Data rows
===
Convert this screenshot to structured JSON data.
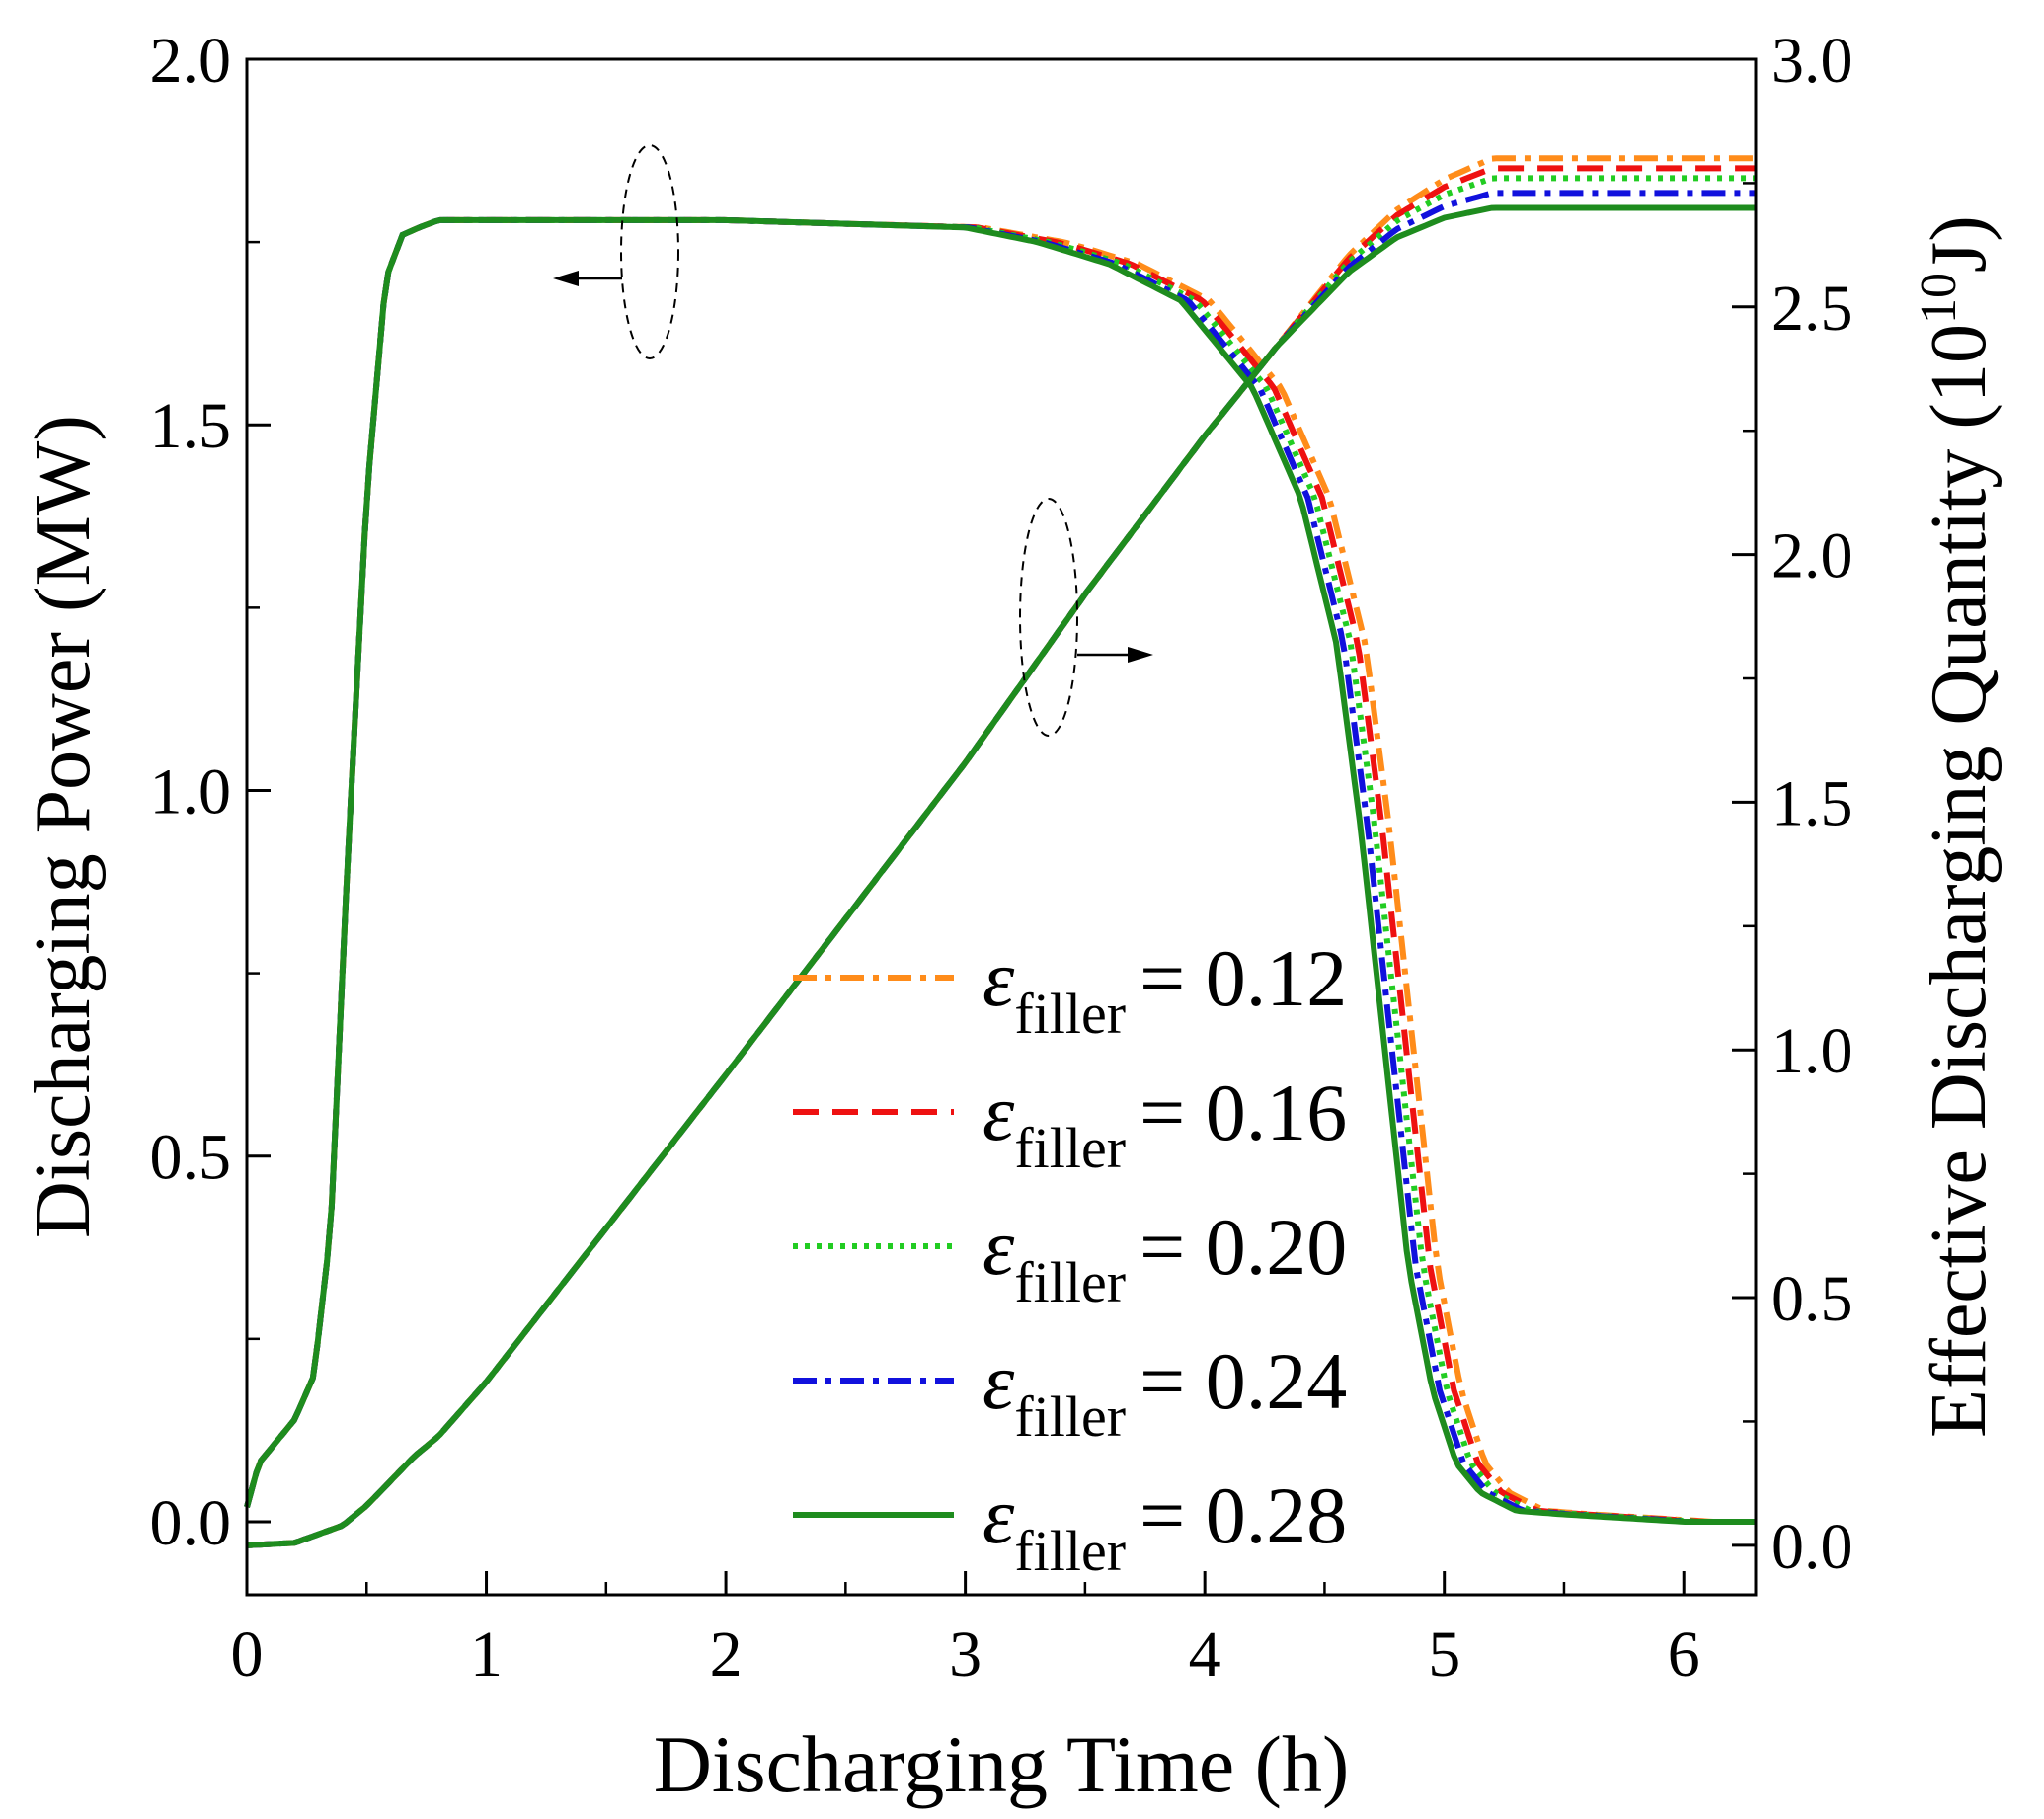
{
  "chart_data": {
    "type": "line",
    "xlabel": "Discharging Time (h)",
    "ylabel_left": "Discharging Power (MW)",
    "ylabel_right": {
      "main": "Effective Discharging Quantity (10",
      "sup": "10",
      "tail": "J)"
    },
    "xlim": [
      0,
      6.3
    ],
    "ylim_left": [
      -0.1,
      2.0
    ],
    "ylim_right": [
      -0.1,
      3.0
    ],
    "x_ticks": [
      "0",
      "1",
      "2",
      "3",
      "4",
      "5",
      "6"
    ],
    "y_left_ticks": [
      "0.0",
      "0.5",
      "1.0",
      "1.5",
      "2.0"
    ],
    "y_right_ticks": [
      "0.0",
      "0.5",
      "1.0",
      "1.5",
      "2.0",
      "2.5",
      "3.0"
    ],
    "legend_symbol": "ε",
    "legend_subscript": "filler",
    "series": [
      {
        "name": "0.12",
        "label": "= 0.12",
        "color": "#FF8C1A",
        "dash": "dashdot",
        "lag": 0.12,
        "plateau": 2.8
      },
      {
        "name": "0.16",
        "label": "= 0.16",
        "color": "#EE1111",
        "dash": "dash",
        "lag": 0.09,
        "plateau": 2.78
      },
      {
        "name": "0.20",
        "label": "= 0.20",
        "color": "#22CC22",
        "dash": "dot",
        "lag": 0.06,
        "plateau": 2.76
      },
      {
        "name": "0.24",
        "label": "= 0.24",
        "color": "#1111DD",
        "dash": "dashdot",
        "lag": 0.03,
        "plateau": 2.73
      },
      {
        "name": "0.28",
        "label": "= 0.28",
        "color": "#1E8C1E",
        "dash": "solid",
        "lag": 0.0,
        "plateau": 2.7
      }
    ],
    "power_curve": {
      "x": [
        0,
        0.05,
        0.1,
        0.2,
        0.28,
        0.35,
        0.42,
        0.5,
        0.58,
        0.65,
        0.72,
        0.8,
        1.0,
        2.0,
        3.0,
        3.3,
        3.6,
        3.9,
        4.2,
        4.4,
        4.55,
        4.65,
        4.75,
        4.85,
        4.95,
        5.05,
        5.15,
        5.3,
        5.5,
        6.0,
        6.3
      ],
      "y": [
        0.02,
        0.08,
        0.1,
        0.14,
        0.2,
        0.4,
        0.9,
        1.4,
        1.7,
        1.76,
        1.77,
        1.78,
        1.78,
        1.78,
        1.77,
        1.75,
        1.72,
        1.67,
        1.55,
        1.4,
        1.2,
        0.95,
        0.65,
        0.35,
        0.18,
        0.08,
        0.04,
        0.015,
        0.01,
        0.0,
        0.0
      ]
    },
    "energy_curve": {
      "x": [
        0,
        0.2,
        0.4,
        0.5,
        0.6,
        0.7,
        0.8,
        1.0,
        2.0,
        3.0,
        3.5,
        4.0,
        4.3,
        4.6,
        4.8,
        5.0,
        5.2,
        5.5,
        6.3
      ],
      "y": [
        0.0,
        0.005,
        0.04,
        0.08,
        0.13,
        0.18,
        0.22,
        0.33,
        0.95,
        1.58,
        1.92,
        2.24,
        2.42,
        2.57,
        2.64,
        2.68,
        2.7,
        2.7,
        2.7
      ]
    }
  }
}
===
What to produce
Copy out every line holding the string "Discharging".

Finished answer
    "xlabel": "Discharging Time (h)",
    "ylabel_left": "Discharging Power (MW)",
      "main": "Effective Discharging Quantity (10",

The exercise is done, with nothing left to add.